-- begin --

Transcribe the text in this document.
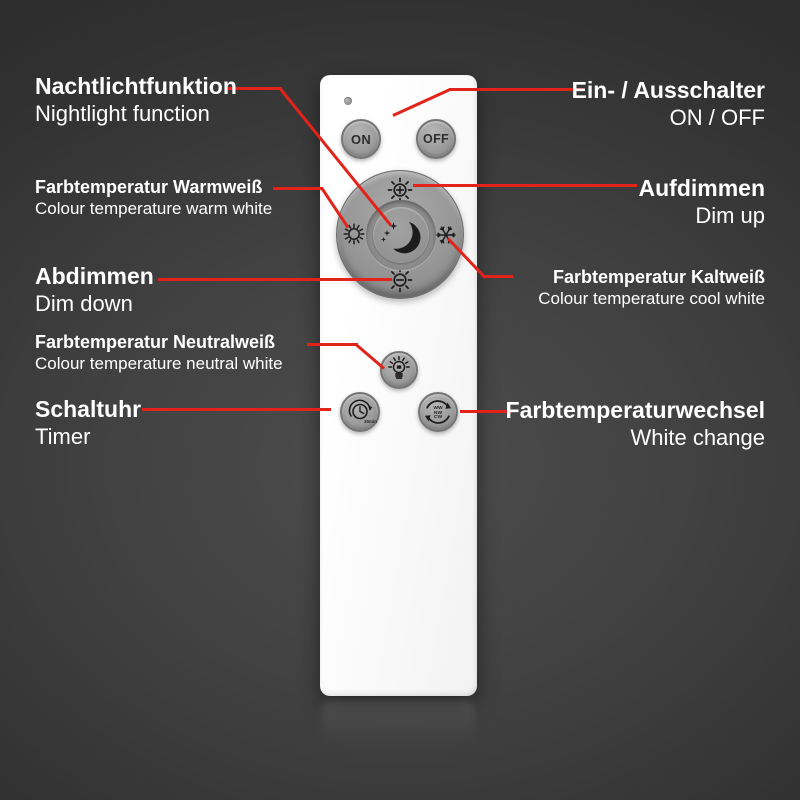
ON	OFF
30min
WW
NW
CW
Nachtlichtfunktion
Nightlight function
Farbtemperatur Warmweiß
Colour temperature warm white
Abdimmen
Dim down
Farbtemperatur Neutralweiß
Colour temperature neutral white
Schaltuhr
Timer
Ein- / Ausschalter
ON / OFF
Aufdimmen
Dim up
Farbtemperatur Kaltweiß
Colour temperature cool white
Farbtemperaturwechsel
White change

-- end --

TASK BRIEF:
Every record above should be written out again exactly; the pictures stay out of the copy.

PROBLEM SOLUTION:
Transcribe the text in this document.
ON	OFF
30min
WW
NW
CW
Nachtlichtfunktion
Nightlight function
Farbtemperatur Warmweiß
Colour temperature warm white
Abdimmen
Dim down
Farbtemperatur Neutralweiß
Colour temperature neutral white
Schaltuhr
Timer
Ein- / Ausschalter
ON / OFF
Aufdimmen
Dim up
Farbtemperatur Kaltweiß
Colour temperature cool white
Farbtemperaturwechsel
White change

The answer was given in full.